## Exercise objective
Below are the records. List every line holding the word "Ching".

## Given records
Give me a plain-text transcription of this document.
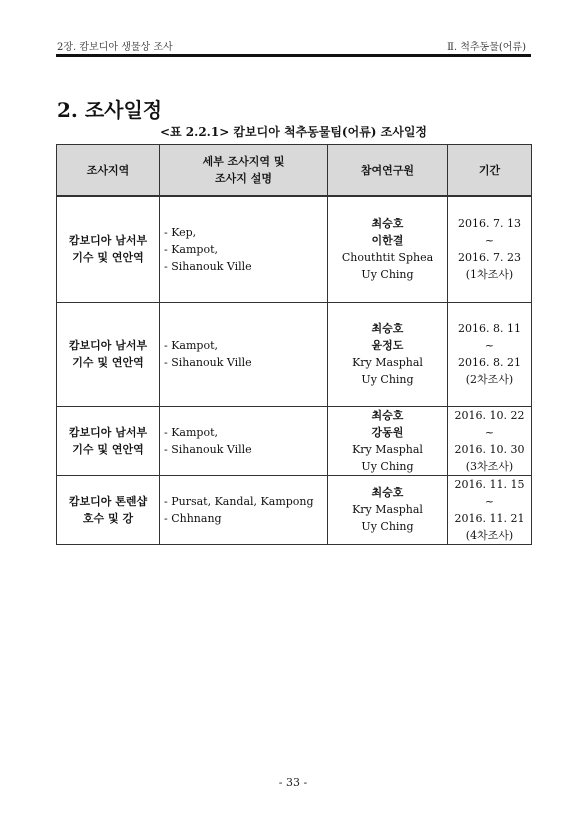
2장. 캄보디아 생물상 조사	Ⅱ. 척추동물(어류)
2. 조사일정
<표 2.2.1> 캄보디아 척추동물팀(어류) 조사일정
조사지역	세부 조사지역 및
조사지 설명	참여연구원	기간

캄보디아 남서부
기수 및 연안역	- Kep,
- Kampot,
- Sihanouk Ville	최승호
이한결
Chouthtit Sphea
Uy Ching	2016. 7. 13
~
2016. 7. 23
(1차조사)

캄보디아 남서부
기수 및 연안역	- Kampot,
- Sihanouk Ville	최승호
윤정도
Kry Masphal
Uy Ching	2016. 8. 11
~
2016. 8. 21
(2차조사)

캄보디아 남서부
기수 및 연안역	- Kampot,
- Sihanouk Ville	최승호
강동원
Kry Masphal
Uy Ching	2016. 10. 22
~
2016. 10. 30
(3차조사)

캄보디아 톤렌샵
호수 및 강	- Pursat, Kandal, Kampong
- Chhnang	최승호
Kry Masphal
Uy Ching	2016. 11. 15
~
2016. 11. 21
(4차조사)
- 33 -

## Answer to this exercise
Uy Ching	2016. 7. 13
Uy Ching	2016. 8. 11
Uy Ching	2016. 10. 22
Uy Ching	2016. 11. 15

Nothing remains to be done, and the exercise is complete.